> [Given exercise]:
Copy the data exactly as it appears, and do not include any pictures.

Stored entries
═══
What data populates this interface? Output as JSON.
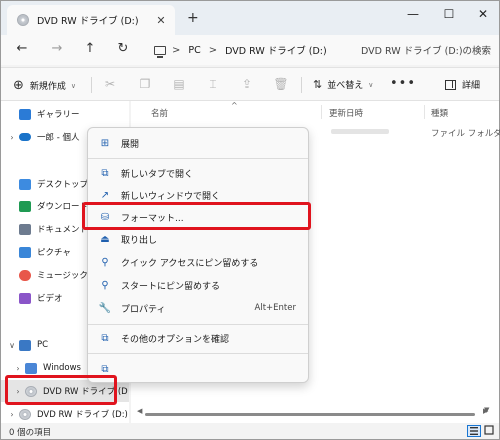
{
  "window": {
    "tab_title": "DVD RW ドライブ (D:)",
    "close_tab": "✕",
    "new_tab": "+",
    "minimize": "—",
    "maximize": "☐",
    "close": "✕"
  },
  "nav": {
    "back": "←",
    "forward": "→",
    "up": "↑",
    "refresh": "↻",
    "breadcrumb": [
      "PC",
      "DVD RW ドライブ (D:)"
    ],
    "breadcrumb_sep": ">",
    "search_placeholder": "DVD RW ドライブ (D:)の検索"
  },
  "toolbar": {
    "new_label": "新規作成",
    "sort_label": "並べ替え",
    "more": "•••",
    "details_label": "詳細",
    "icons": [
      "cut-icon",
      "copy-icon",
      "paste-icon",
      "rename-icon",
      "share-icon",
      "delete-icon"
    ]
  },
  "columns": {
    "name": "名前",
    "date": "更新日時",
    "type": "種類"
  },
  "rows": [
    {
      "type": "ファイル フォルダー"
    }
  ],
  "sidebar": {
    "items": [
      {
        "label": "ギャラリー",
        "icon": "gallery-icon",
        "color": "#2b7bd6"
      },
      {
        "label": "一郎 - 個人",
        "icon": "onedrive-icon",
        "color": "#1a73c9",
        "expandable": true
      },
      {
        "label": "デスクトップ",
        "icon": "desktop-icon",
        "color": "#3d8be0"
      },
      {
        "label": "ダウンロード",
        "icon": "download-icon",
        "color": "#1f9a53"
      },
      {
        "label": "ドキュメント",
        "icon": "documents-icon",
        "color": "#6d7b8f"
      },
      {
        "label": "ピクチャ",
        "icon": "pictures-icon",
        "color": "#3a86d8"
      },
      {
        "label": "ミュージック",
        "icon": "music-icon",
        "color": "#e8574a"
      },
      {
        "label": "ビデオ",
        "icon": "videos-icon",
        "color": "#8a55c8"
      },
      {
        "label": "PC",
        "icon": "pc-icon",
        "color": "#3a78c4",
        "expanded": true
      },
      {
        "label": "Windows",
        "icon": "windows-drive-icon",
        "color": "#4a86d6",
        "expandable": true
      },
      {
        "label": "DVD RW ドライブ (D",
        "icon": "dvd-icon",
        "color": "#b9bec5",
        "expandable": true,
        "selected": true
      },
      {
        "label": "DVD RW ドライブ (D:)",
        "icon": "dvd-icon",
        "color": "#b9bec5",
        "expandable": true
      }
    ]
  },
  "context_menu": {
    "items": [
      {
        "label": "展開",
        "icon": "expand-icon",
        "glyph": "⊞"
      },
      {
        "label": "新しいタブで開く",
        "icon": "new-tab-icon",
        "glyph": "⧉"
      },
      {
        "label": "新しいウィンドウで開く",
        "icon": "new-window-icon",
        "glyph": "↗"
      },
      {
        "label": "フォーマット...",
        "icon": "format-icon",
        "glyph": "⛁",
        "highlighted": true
      },
      {
        "label": "取り出し",
        "icon": "eject-icon",
        "glyph": "⏏"
      },
      {
        "label": "クイック アクセスにピン留めする",
        "icon": "pin-icon",
        "glyph": "⚲"
      },
      {
        "label": "スタートにピン留めする",
        "icon": "pin-start-icon",
        "glyph": "⚲"
      },
      {
        "label": "プロパティ",
        "icon": "properties-icon",
        "glyph": "🔧",
        "shortcut": "Alt+Enter"
      },
      {
        "label": "その他のオプションを確認",
        "icon": "more-options-icon",
        "glyph": "⧉"
      },
      {
        "label": "",
        "icon": "copy-icon",
        "glyph": "⧉"
      }
    ]
  },
  "status": {
    "count_text": "0 個の項目"
  },
  "accent": {
    "highlight": "#e0141e",
    "selection": "#1976d2"
  }
}
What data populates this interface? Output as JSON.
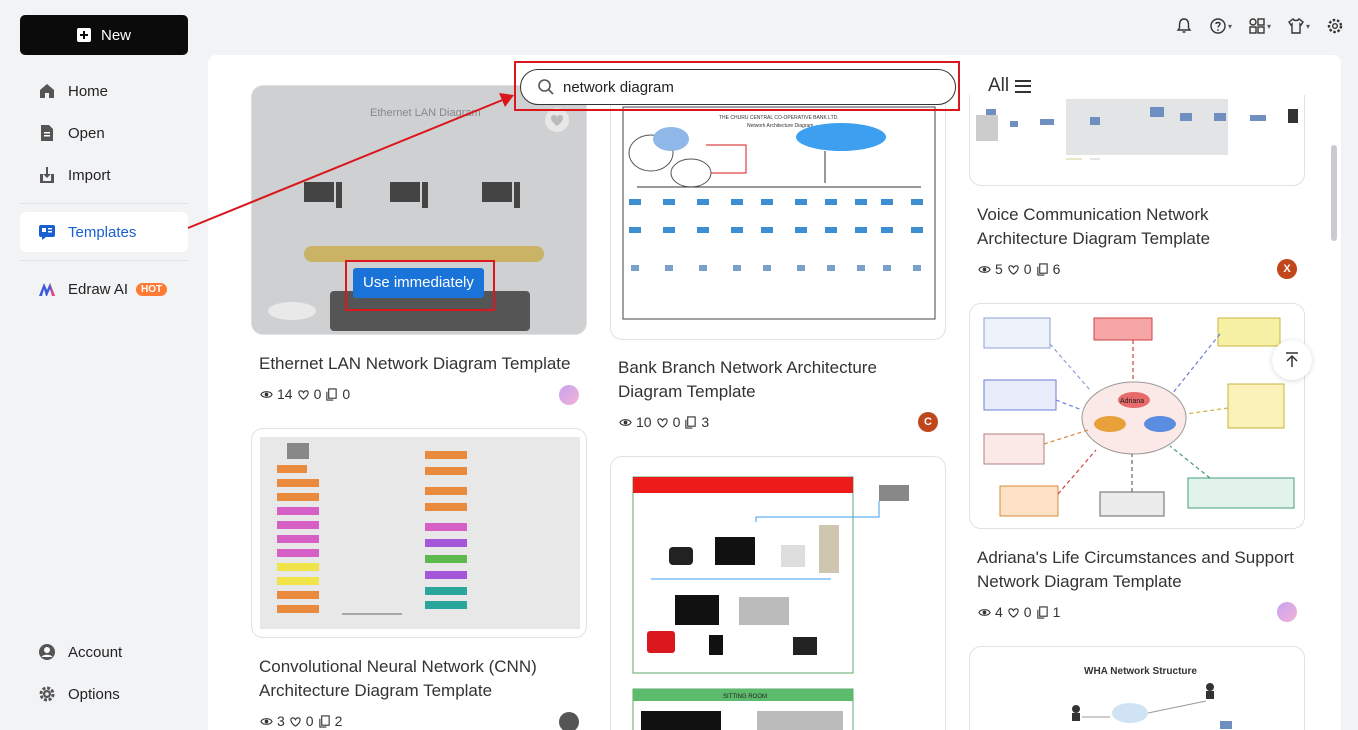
═══
> [The result]:
What data populates this interface? Output as JSON.
{
  "window": {
    "tab_title": "DVD RW ドライブ (D:)",
    "close_tab": "✕",
    "new_tab": "+",
    "minimize": "—",
    "maximize": "☐",
    "close": "✕"
  },
  "nav": {
    "back": "←",
    "forward": "→",
    "up": "↑",
    "refresh": "↻",
    "breadcrumb": [
      "PC",
      "DVD RW ドライブ (D:)"
    ],
    "breadcrumb_sep": ">",
    "search_placeholder": "DVD RW ドライブ (D:)の検索"
  },
  "toolbar": {
    "new_label": "新規作成",
    "sort_label": "並べ替え",
    "more": "•••",
    "details_label": "詳細",
    "icons": [
      "cut-icon",
      "copy-icon",
      "paste-icon",
      "rename-icon",
      "share-icon",
      "delete-icon"
    ]
  },
  "columns": {
    "name": "名前",
    "date": "更新日時",
    "type": "種類"
  },
  "rows": [
    {
      "type": "ファイル フォルダー"
    }
  ],
  "sidebar": {
    "items": [
      {
        "label": "ギャラリー",
        "icon": "gallery-icon",
        "color": "#2b7bd6"
      },
      {
        "label": "一郎 - 個人",
        "icon": "onedrive-icon",
        "color": "#1a73c9",
        "expandable": true
      },
      {
        "label": "デスクトップ",
        "icon": "desktop-icon",
        "color": "#3d8be0"
      },
      {
        "label": "ダウンロード",
        "icon": "download-icon",
        "color": "#1f9a53"
      },
      {
        "label": "ドキュメント",
        "icon": "documents-icon",
        "color": "#6d7b8f"
      },
      {
        "label": "ピクチャ",
        "icon": "pictures-icon",
        "color": "#3a86d8"
      },
      {
        "label": "ミュージック",
        "icon": "music-icon",
        "color": "#e8574a"
      },
      {
        "label": "ビデオ",
        "icon": "videos-icon",
        "color": "#8a55c8"
      },
      {
        "label": "PC",
        "icon": "pc-icon",
        "color": "#3a78c4",
        "expanded": true
      },
      {
        "label": "Windows",
        "icon": "windows-drive-icon",
        "color": "#4a86d6",
        "expandable": true
      },
      {
        "label": "DVD RW ドライブ (D",
        "icon": "dvd-icon",
        "color": "#b9bec5",
        "expandable": true,
        "selected": true
      },
      {
        "label": "DVD RW ドライブ (D:)",
        "icon": "dvd-icon",
        "color": "#b9bec5",
        "expandable": true
      }
    ]
  },
  "context_menu": {
    "items": [
      {
        "label": "展開",
        "icon": "expand-icon",
        "glyph": "⊞"
      },
      {
        "label": "新しいタブで開く",
        "icon": "new-tab-icon",
        "glyph": "⧉"
      },
      {
        "label": "新しいウィンドウで開く",
        "icon": "new-window-icon",
        "glyph": "↗"
      },
      {
        "label": "フォーマット...",
        "icon": "format-icon",
        "glyph": "⛁",
        "highlighted": true
      },
      {
        "label": "取り出し",
        "icon": "eject-icon",
        "glyph": "⏏"
      },
      {
        "label": "クイック アクセスにピン留めする",
        "icon": "pin-icon",
        "glyph": "⚲"
      },
      {
        "label": "スタートにピン留めする",
        "icon": "pin-start-icon",
        "glyph": "⚲"
      },
      {
        "label": "プロパティ",
        "icon": "properties-icon",
        "glyph": "🔧",
        "shortcut": "Alt+Enter"
      },
      {
        "label": "その他のオプションを確認",
        "icon": "more-options-icon",
        "glyph": "⧉"
      },
      {
        "label": "",
        "icon": "copy-icon",
        "glyph": "⧉"
      }
    ]
  },
  "status": {
    "count_text": "0 個の項目"
  },
  "accent": {
    "highlight": "#e0141e",
    "selection": "#1976d2"
  }
}
What data populates this interface? Output as JSON.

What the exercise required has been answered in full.